→ Work to be completed:
Among the lines of this listing, determine how many contain the string "Market". Answer with the number only.
:: Source material
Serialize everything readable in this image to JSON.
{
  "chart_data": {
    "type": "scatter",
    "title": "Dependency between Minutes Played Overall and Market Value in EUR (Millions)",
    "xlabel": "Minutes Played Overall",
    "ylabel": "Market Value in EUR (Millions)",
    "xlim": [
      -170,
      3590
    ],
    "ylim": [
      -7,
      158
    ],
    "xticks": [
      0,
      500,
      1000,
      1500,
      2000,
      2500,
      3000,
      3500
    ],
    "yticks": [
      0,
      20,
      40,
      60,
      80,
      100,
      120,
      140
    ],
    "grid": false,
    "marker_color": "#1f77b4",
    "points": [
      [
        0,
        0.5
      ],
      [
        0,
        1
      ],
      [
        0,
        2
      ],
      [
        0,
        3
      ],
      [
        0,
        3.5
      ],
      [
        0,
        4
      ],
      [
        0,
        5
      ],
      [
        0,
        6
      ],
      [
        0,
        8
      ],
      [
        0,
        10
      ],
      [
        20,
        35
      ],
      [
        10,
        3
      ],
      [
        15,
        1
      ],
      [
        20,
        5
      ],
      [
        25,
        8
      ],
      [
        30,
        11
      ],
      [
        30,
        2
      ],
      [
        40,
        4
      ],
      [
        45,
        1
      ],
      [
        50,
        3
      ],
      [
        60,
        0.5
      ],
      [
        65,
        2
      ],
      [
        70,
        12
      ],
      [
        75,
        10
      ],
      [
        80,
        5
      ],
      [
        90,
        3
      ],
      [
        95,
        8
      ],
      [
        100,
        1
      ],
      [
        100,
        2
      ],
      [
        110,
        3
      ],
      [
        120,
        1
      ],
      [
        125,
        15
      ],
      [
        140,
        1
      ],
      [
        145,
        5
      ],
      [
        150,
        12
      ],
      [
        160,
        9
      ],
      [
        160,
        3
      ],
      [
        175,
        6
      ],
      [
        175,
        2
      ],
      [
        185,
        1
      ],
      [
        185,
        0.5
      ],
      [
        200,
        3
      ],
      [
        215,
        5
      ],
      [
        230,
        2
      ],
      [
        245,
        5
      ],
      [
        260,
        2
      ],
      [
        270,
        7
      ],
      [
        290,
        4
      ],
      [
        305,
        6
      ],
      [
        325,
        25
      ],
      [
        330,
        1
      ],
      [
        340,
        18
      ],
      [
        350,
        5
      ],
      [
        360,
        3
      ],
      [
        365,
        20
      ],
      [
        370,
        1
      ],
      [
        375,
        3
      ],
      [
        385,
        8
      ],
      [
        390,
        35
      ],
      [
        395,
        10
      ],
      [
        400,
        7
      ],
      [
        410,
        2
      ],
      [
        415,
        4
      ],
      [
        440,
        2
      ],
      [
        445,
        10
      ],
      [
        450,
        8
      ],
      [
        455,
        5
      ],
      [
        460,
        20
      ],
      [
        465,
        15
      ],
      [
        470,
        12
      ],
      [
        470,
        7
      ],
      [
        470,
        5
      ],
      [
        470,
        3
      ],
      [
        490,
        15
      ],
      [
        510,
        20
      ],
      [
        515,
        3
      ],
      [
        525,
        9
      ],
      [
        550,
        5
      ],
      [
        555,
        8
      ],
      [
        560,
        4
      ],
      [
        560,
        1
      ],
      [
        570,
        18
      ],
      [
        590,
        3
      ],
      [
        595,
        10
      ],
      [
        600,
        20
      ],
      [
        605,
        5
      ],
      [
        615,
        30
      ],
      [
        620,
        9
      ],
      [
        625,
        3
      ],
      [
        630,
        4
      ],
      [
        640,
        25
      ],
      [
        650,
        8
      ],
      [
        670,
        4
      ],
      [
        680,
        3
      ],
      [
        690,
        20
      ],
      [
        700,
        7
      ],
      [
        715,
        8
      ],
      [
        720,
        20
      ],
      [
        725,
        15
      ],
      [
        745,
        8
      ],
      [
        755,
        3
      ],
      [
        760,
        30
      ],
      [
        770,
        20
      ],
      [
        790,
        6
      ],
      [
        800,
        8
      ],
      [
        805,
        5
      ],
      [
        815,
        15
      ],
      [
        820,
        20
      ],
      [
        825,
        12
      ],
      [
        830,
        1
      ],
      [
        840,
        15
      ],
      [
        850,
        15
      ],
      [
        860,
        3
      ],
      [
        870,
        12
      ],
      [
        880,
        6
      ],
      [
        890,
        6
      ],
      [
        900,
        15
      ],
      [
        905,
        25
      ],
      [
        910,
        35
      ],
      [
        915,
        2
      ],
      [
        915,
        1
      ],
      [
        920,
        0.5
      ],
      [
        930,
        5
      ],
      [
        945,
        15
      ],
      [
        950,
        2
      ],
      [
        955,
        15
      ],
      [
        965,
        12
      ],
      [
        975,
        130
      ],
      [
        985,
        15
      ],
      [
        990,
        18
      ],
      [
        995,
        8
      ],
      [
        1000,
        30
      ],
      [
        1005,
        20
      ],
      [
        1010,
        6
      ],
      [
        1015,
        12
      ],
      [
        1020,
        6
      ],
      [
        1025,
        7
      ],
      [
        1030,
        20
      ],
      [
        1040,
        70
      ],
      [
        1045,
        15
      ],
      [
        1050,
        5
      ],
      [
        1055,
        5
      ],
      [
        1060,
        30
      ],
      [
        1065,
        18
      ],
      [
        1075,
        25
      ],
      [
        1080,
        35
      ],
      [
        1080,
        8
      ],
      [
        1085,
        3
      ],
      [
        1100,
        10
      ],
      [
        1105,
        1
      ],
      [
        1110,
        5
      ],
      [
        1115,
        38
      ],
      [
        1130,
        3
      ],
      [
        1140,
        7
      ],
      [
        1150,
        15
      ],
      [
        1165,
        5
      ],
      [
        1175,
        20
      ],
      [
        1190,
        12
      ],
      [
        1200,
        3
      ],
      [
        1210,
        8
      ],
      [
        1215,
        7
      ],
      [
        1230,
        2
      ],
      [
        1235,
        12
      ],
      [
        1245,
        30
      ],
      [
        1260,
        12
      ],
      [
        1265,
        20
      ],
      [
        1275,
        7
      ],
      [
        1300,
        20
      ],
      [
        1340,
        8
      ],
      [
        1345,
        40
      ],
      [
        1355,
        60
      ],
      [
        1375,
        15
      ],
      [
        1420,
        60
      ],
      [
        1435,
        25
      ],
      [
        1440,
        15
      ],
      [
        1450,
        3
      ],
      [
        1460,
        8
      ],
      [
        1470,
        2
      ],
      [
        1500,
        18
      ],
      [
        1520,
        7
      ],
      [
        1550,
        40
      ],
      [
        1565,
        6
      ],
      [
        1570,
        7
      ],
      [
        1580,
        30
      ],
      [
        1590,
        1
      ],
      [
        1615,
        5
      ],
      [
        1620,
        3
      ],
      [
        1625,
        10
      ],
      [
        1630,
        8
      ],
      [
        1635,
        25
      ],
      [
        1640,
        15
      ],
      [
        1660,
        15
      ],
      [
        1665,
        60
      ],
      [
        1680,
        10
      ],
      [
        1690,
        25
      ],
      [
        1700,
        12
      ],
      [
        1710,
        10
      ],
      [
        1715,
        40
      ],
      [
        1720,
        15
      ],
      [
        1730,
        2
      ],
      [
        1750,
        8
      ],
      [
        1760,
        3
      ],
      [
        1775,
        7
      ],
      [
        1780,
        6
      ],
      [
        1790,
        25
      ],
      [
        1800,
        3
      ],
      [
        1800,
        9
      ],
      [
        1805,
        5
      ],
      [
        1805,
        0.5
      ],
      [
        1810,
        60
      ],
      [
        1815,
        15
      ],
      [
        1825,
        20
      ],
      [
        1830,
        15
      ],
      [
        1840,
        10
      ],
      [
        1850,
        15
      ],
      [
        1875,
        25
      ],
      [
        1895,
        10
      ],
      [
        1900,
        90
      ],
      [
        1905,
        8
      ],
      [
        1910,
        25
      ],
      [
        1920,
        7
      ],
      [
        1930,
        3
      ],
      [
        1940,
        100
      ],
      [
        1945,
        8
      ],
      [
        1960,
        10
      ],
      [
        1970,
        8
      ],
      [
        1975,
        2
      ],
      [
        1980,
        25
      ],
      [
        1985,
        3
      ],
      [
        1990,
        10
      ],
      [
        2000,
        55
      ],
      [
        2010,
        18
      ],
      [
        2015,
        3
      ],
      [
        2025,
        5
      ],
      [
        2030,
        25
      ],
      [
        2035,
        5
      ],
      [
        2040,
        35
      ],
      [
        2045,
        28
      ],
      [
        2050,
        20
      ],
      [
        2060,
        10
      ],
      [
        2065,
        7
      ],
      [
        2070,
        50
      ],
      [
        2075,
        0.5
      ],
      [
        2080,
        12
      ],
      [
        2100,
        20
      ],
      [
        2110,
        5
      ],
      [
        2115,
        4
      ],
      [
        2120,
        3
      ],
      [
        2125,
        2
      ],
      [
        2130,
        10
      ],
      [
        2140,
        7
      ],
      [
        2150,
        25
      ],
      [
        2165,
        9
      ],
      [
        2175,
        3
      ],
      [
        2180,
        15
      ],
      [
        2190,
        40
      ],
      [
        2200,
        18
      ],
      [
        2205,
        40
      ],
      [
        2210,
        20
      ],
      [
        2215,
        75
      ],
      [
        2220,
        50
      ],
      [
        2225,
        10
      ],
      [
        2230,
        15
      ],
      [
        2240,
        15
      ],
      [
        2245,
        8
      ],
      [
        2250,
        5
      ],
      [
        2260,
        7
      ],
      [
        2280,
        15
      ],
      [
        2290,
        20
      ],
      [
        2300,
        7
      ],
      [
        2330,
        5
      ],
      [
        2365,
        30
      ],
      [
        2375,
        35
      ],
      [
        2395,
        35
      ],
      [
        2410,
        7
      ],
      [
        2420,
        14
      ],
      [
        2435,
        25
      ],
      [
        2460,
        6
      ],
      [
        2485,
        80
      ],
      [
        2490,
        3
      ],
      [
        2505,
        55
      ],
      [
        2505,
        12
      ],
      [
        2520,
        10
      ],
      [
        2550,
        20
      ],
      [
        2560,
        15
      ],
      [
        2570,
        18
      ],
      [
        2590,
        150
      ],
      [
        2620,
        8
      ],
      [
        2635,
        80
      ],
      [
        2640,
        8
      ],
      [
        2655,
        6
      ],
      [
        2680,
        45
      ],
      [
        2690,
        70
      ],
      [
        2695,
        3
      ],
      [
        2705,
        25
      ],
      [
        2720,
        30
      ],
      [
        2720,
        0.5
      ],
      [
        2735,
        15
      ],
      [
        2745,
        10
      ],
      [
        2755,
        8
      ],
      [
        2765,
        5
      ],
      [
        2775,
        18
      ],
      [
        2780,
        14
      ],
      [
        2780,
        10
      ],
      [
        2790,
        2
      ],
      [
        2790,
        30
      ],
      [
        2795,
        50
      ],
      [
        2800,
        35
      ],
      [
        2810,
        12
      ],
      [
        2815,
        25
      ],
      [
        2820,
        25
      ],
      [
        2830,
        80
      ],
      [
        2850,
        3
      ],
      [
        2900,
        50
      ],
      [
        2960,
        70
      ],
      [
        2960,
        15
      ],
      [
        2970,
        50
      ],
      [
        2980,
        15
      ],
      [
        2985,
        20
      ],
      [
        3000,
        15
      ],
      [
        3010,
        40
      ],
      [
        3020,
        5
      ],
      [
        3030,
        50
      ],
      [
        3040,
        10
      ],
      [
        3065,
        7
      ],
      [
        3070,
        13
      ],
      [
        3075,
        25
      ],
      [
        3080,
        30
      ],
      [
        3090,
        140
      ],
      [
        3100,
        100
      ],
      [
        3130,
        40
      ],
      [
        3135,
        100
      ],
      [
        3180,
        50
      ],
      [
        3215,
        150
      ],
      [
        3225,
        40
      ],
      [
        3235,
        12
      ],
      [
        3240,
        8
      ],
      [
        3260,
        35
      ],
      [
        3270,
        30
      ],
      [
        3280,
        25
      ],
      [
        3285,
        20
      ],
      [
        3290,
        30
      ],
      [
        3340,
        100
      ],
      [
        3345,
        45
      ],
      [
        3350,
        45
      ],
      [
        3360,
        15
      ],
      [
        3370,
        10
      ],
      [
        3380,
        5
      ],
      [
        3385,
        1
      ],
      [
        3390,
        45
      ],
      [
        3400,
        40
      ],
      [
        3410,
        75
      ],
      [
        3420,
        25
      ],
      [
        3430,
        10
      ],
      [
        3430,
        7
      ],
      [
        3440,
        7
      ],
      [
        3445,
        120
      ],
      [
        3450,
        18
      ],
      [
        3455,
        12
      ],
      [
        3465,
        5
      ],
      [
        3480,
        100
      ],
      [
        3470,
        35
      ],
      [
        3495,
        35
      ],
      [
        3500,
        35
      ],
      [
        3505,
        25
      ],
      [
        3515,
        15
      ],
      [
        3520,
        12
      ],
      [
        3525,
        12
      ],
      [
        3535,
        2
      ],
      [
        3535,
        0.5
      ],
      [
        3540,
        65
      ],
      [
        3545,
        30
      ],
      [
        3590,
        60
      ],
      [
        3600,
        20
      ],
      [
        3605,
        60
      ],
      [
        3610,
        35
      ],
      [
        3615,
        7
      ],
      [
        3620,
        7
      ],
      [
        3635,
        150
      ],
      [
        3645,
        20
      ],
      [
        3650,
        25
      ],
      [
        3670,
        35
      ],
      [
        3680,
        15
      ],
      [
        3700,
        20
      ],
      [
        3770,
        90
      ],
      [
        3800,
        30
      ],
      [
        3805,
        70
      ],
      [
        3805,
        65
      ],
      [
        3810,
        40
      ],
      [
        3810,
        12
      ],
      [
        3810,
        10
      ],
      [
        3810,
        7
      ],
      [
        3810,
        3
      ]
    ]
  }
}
::::
→ Response:
2